Recorded data

◆ ◆ ◆ ◆

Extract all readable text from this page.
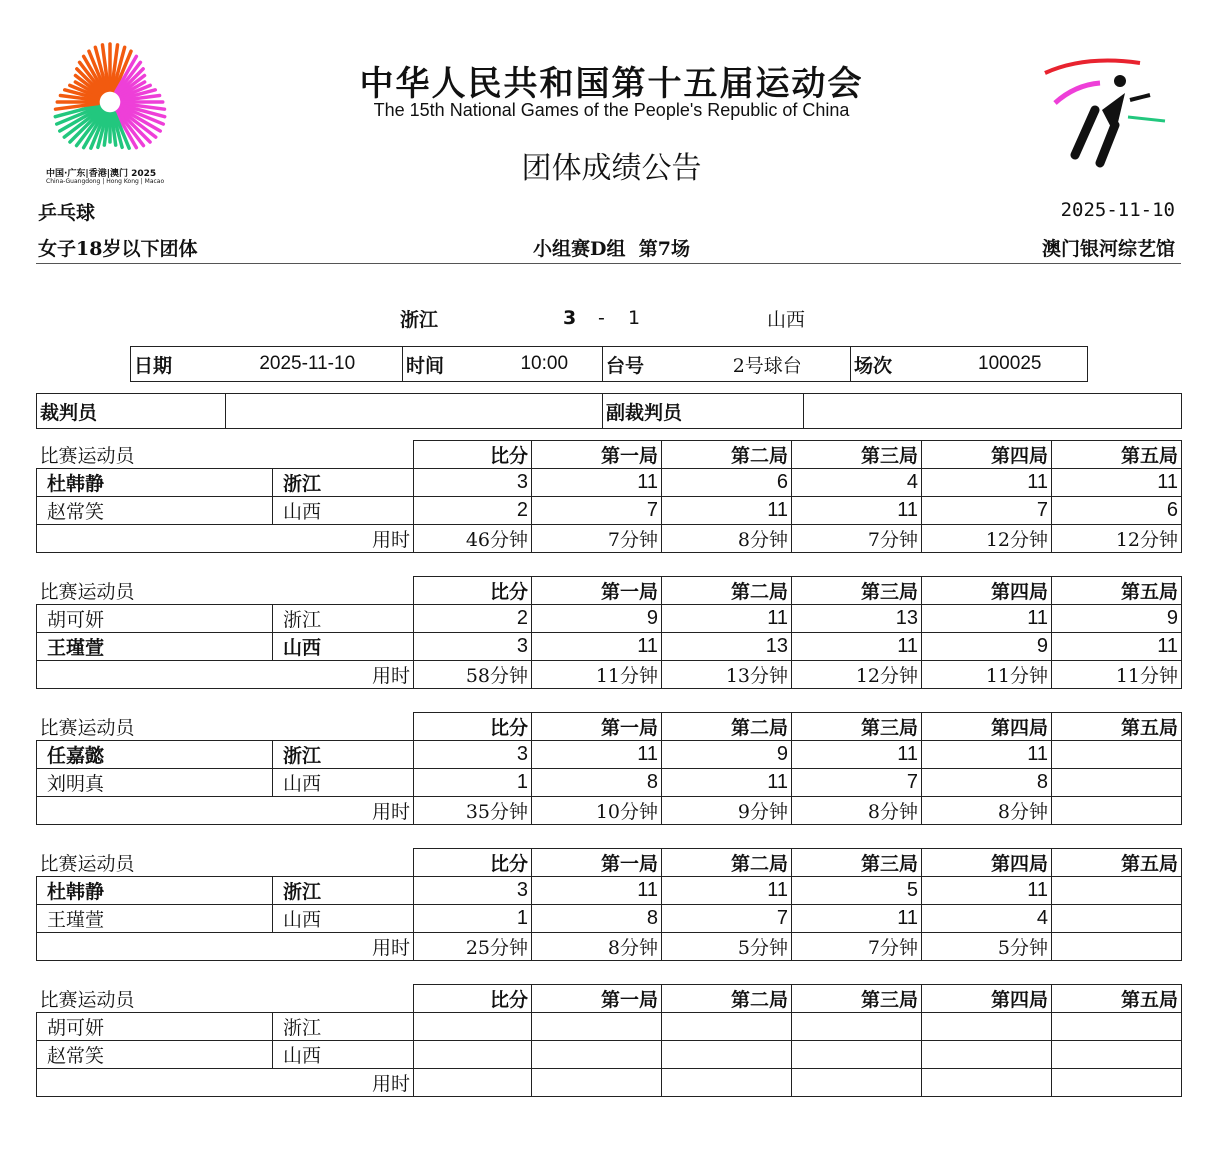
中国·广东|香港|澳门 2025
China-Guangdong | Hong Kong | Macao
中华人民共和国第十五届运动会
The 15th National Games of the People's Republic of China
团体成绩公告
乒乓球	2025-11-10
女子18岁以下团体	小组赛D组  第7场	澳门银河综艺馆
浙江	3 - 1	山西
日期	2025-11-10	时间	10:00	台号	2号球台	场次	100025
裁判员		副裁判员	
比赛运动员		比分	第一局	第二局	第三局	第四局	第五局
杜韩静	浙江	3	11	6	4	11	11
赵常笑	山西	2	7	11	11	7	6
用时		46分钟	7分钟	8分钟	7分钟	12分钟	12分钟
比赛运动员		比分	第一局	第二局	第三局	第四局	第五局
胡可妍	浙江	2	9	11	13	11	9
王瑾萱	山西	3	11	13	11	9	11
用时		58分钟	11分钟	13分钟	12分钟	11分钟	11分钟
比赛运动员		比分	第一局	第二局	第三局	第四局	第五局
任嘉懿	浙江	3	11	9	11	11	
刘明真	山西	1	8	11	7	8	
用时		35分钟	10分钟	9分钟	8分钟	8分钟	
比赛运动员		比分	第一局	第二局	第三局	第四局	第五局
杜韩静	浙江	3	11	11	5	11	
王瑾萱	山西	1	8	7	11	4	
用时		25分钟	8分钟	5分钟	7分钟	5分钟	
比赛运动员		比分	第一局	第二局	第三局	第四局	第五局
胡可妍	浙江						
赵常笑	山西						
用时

◆ ◆ ◆ ◆

> _What is needed_:
The data above needs to be retyped exactly, with the images left out.

> _Complete output_:
Extract all readable text from this page.
中国·广东|香港|澳门 2025
China-Guangdong | Hong Kong | Macao
中华人民共和国第十五届运动会
The 15th National Games of the People's Republic of China
团体成绩公告
乒乓球	2025-11-10
女子18岁以下团体	小组赛D组  第7场	澳门银河综艺馆
浙江	3 - 1	山西
日期	2025-11-10	时间	10:00	台号	2号球台	场次	100025
裁判员		副裁判员	
比赛运动员		比分	第一局	第二局	第三局	第四局	第五局
杜韩静	浙江	3	11	6	4	11	11
赵常笑	山西	2	7	11	11	7	6
用时		46分钟	7分钟	8分钟	7分钟	12分钟	12分钟
比赛运动员		比分	第一局	第二局	第三局	第四局	第五局
胡可妍	浙江	2	9	11	13	11	9
王瑾萱	山西	3	11	13	11	9	11
用时		58分钟	11分钟	13分钟	12分钟	11分钟	11分钟
比赛运动员		比分	第一局	第二局	第三局	第四局	第五局
任嘉懿	浙江	3	11	9	11	11	
刘明真	山西	1	8	11	7	8	
用时		35分钟	10分钟	9分钟	8分钟	8分钟	
比赛运动员		比分	第一局	第二局	第三局	第四局	第五局
杜韩静	浙江	3	11	11	5	11	
王瑾萱	山西	1	8	7	11	4	
用时		25分钟	8分钟	5分钟	7分钟	5分钟	
比赛运动员		比分	第一局	第二局	第三局	第四局	第五局
胡可妍	浙江						
赵常笑	山西						
用时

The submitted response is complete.